* WHAT THE TASK ASKS *
Search the material below for the word "Checking". Copy every line that has it.

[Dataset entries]
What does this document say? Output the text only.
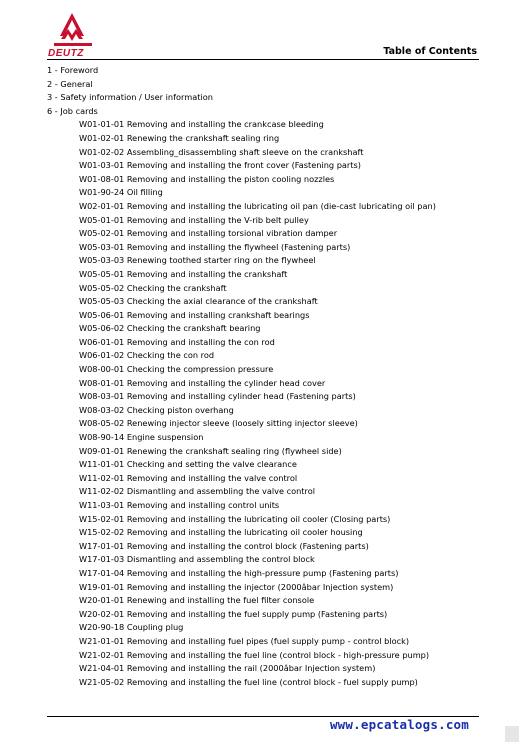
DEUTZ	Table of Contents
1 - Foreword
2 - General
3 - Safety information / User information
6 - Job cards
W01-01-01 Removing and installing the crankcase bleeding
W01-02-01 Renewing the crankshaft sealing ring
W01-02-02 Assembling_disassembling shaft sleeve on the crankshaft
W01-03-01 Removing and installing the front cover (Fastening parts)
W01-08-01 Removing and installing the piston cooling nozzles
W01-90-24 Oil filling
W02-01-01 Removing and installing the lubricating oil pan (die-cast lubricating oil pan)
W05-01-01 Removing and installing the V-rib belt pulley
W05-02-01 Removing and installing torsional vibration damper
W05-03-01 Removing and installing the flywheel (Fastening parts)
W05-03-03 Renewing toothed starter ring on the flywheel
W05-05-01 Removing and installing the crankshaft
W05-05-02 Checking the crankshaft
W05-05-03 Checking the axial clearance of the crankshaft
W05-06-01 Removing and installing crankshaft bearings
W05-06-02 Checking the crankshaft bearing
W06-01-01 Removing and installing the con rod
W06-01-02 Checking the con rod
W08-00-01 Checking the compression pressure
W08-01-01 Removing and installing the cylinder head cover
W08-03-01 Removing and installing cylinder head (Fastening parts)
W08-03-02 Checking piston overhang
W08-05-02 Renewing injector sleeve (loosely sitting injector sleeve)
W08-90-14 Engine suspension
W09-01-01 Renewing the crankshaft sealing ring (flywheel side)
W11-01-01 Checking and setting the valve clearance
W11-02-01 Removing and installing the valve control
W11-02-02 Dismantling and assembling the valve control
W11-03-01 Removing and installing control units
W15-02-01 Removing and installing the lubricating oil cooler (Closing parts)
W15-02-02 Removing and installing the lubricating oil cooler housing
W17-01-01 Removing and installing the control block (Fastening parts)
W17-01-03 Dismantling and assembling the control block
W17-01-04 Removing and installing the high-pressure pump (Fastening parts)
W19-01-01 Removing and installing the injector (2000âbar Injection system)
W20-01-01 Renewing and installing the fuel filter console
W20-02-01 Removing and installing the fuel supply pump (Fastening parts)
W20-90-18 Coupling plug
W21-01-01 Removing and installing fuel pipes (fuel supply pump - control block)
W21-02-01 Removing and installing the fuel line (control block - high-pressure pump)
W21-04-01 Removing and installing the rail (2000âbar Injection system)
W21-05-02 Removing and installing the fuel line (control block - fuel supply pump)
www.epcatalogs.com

* FULL RESPONSE *
W05-05-02 Checking the crankshaft
W05-05-03 Checking the axial clearance of the crankshaft
W05-06-02 Checking the crankshaft bearing
W06-01-02 Checking the con rod
W08-00-01 Checking the compression pressure
W08-03-02 Checking piston overhang
W11-01-01 Checking and setting the valve clearance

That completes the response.